An inconvenient incoming call on a cellphone means different things in different situations. For moviegoers, it's a dirty look; for classical music concertgoers, it's social death; and for ninjas, it's actual death. Turning off the phone isn't a perfect solution either, if you really want to know that you're being called without being a pest to everyone around you. Vibration mode? Sometimes too loud, sometimes unnoticeable.
There has to be a way to silently find out that someone's calling without alerting anyone sitting nearby. Sight and sound alerts are out. Taste and smell alerts ... are not going to happen. What's left is the sense of touch, and Nokia (NYSE: NOK) seems to have figured out a way to do it. The solution, of course, is a tattoo, which is always an excellent idea under any possible set of circumstances.
The company has filed a patent for a magnetic tattoo that would silently alert the wearer to notifications coming from a mobile device he or she was carrying around. So instead of irritating other people in the movie theater or missing a call entirely, you'd presumably be able to step outside and take a call once you felt a tingly feeling on your arm. Or ankle. Or your lower back if you're saucy. Or your face and neck if you're just that hardcore.
It might sound a little ridiculous at this point to get needled with ink over a cellphone. And there's no telling whether Nokia will actually go through with something like this at any point in the future. It's just a patent application the company's filed, and large tech firms constantly patent weird ideas they never end up using.
Then again, the idea of implantable personal tech isn't completely out of left field, at least not to sci-fi fans. And it's impossible to say what future technology users will be willing to put up with for the sake of convenience. Far enough in the past, the idea of carrying a phone around with you all day might have sounded like some kind of twisted punishment for misdemeanors.

List of tasks -
• a. Reproduce the Nokia tattoo article starting with "The company has filed" and going on through "just that hardcore.".
• b. Answer these from the Nokia tattoo article:
(i) For classical music concertgoers, what does an inconvenient incoming call mean?
(ii) What kind of tattoo has the company filed a patent for?
(iii) What do large tech firms constantly do, according to the article?

Data extract -
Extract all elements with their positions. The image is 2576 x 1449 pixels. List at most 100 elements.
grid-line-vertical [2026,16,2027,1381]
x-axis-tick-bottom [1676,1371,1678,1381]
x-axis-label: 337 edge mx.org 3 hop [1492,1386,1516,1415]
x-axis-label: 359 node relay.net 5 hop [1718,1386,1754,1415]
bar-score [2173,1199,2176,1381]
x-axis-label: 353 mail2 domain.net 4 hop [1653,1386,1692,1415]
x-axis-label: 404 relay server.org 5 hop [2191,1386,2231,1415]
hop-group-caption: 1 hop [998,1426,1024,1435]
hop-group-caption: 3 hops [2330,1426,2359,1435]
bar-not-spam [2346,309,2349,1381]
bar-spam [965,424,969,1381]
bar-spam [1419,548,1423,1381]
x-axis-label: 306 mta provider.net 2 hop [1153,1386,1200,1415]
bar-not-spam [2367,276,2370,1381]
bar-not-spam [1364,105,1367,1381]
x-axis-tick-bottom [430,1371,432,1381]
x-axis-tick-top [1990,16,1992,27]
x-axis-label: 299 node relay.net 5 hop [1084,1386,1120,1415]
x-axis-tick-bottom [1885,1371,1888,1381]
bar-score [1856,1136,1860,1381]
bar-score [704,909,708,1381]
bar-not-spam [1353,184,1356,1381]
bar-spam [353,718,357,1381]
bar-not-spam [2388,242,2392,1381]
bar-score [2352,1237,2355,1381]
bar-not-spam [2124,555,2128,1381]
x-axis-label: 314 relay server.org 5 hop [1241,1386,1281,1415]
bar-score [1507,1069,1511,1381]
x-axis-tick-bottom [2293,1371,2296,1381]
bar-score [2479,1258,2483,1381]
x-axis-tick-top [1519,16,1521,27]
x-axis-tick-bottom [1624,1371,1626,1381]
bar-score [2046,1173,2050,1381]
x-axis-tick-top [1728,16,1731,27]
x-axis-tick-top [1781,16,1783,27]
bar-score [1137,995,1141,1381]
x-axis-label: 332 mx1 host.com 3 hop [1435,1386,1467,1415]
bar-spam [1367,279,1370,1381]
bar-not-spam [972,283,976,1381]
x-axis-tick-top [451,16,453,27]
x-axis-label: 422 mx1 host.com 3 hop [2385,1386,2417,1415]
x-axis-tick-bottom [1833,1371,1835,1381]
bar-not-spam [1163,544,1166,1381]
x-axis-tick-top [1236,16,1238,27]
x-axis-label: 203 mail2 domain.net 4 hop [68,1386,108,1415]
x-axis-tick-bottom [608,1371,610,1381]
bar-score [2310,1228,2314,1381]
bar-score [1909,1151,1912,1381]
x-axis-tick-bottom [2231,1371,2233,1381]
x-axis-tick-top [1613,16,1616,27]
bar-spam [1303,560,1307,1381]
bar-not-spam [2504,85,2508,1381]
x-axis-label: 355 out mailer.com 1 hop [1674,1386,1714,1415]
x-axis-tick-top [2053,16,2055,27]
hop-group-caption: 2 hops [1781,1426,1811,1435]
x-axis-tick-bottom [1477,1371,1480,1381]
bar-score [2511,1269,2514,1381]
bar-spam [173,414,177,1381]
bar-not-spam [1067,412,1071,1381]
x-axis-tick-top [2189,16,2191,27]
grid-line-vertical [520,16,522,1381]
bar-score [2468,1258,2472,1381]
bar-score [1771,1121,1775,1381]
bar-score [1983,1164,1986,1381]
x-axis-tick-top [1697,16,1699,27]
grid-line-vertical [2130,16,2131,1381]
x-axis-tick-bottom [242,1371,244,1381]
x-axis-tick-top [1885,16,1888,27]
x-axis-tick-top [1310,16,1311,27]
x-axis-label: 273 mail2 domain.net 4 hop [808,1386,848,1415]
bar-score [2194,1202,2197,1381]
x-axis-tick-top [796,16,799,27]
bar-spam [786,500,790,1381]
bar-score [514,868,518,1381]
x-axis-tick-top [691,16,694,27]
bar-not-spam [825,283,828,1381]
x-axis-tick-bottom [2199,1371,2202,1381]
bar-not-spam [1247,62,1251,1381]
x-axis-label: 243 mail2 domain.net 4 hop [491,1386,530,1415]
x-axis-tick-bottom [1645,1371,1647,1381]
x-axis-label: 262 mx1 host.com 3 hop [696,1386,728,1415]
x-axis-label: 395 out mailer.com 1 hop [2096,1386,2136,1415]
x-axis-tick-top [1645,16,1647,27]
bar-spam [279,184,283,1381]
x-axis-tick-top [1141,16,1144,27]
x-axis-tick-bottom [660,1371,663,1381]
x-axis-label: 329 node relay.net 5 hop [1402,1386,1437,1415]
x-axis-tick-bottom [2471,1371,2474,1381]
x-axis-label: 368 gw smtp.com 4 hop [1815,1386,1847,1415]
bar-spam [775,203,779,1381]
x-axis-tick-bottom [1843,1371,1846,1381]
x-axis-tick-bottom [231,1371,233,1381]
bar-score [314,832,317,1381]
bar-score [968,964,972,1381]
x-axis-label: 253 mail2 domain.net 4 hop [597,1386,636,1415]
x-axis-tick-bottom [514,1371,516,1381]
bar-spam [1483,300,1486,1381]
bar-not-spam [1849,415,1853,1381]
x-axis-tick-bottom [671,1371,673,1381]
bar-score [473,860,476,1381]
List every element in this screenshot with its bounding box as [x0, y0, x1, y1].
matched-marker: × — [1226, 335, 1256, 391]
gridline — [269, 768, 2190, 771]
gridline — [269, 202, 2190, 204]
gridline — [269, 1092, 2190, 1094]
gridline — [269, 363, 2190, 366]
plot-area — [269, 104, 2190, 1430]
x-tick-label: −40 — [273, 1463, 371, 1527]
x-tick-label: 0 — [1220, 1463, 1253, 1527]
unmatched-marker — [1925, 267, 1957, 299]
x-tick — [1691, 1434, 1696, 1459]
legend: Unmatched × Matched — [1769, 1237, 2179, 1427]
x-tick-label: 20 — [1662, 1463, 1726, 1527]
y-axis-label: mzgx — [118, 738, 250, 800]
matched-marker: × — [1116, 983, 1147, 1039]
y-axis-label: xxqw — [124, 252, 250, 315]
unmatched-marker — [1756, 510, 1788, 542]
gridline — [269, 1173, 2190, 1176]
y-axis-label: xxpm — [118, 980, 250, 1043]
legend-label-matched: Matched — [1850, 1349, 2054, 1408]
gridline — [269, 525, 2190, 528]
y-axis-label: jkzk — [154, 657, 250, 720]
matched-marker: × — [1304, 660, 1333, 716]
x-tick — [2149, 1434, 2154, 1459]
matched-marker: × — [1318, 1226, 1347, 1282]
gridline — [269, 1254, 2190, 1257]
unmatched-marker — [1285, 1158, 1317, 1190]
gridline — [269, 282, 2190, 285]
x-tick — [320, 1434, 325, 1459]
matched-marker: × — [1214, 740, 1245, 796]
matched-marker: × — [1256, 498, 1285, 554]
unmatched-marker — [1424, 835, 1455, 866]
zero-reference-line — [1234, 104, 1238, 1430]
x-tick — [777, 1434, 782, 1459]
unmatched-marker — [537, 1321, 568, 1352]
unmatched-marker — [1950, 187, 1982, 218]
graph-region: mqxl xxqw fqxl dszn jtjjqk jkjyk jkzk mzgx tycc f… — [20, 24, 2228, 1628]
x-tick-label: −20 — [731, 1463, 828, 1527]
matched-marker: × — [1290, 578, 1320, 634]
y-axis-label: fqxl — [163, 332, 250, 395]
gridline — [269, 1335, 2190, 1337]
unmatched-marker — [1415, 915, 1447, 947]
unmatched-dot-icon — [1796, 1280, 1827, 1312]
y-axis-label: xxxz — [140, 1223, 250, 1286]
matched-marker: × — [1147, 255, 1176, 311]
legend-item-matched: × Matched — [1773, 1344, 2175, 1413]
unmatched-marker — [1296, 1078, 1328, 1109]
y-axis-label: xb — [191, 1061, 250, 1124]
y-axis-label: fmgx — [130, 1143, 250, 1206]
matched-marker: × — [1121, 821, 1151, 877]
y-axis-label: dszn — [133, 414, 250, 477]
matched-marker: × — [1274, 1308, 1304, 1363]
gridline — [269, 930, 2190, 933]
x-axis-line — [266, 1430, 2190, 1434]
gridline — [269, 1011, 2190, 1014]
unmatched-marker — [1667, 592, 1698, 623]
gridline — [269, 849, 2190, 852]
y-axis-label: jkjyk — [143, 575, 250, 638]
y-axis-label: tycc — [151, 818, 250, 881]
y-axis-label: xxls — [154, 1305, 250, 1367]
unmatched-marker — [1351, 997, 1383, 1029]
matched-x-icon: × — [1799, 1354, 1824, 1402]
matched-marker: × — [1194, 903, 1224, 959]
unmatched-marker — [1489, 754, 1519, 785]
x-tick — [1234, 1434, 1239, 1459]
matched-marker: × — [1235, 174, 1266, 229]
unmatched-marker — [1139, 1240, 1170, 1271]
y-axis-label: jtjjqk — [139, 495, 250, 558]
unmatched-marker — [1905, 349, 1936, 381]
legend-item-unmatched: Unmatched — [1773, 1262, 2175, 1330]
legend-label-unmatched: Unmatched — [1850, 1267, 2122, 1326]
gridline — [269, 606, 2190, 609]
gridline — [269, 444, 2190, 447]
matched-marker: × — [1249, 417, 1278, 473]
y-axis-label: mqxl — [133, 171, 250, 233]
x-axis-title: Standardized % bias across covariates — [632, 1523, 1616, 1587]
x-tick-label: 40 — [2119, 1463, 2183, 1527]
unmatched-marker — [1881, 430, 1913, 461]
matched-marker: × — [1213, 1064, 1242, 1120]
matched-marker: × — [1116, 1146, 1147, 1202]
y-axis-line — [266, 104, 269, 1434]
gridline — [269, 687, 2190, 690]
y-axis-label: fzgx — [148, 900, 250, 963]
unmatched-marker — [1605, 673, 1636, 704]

Your written answers -
• a.
The company has filed a patent for a magnetic tattoo that would silently alert the wearer to notifications coming from a mobile device he or she was carrying around. So instead of irritating other people in the movie theater or missing a call entirely, you'd presumably be able to step outside and take a call once you felt a tingly feeling on your arm. Or ankle. Or your lower back if you're saucy. Or your face and neck if you're just that hardcore.

• b.
(i) Social death.
(ii) A magnetic tattoo.
(iii) They patent weird ideas they never end up using.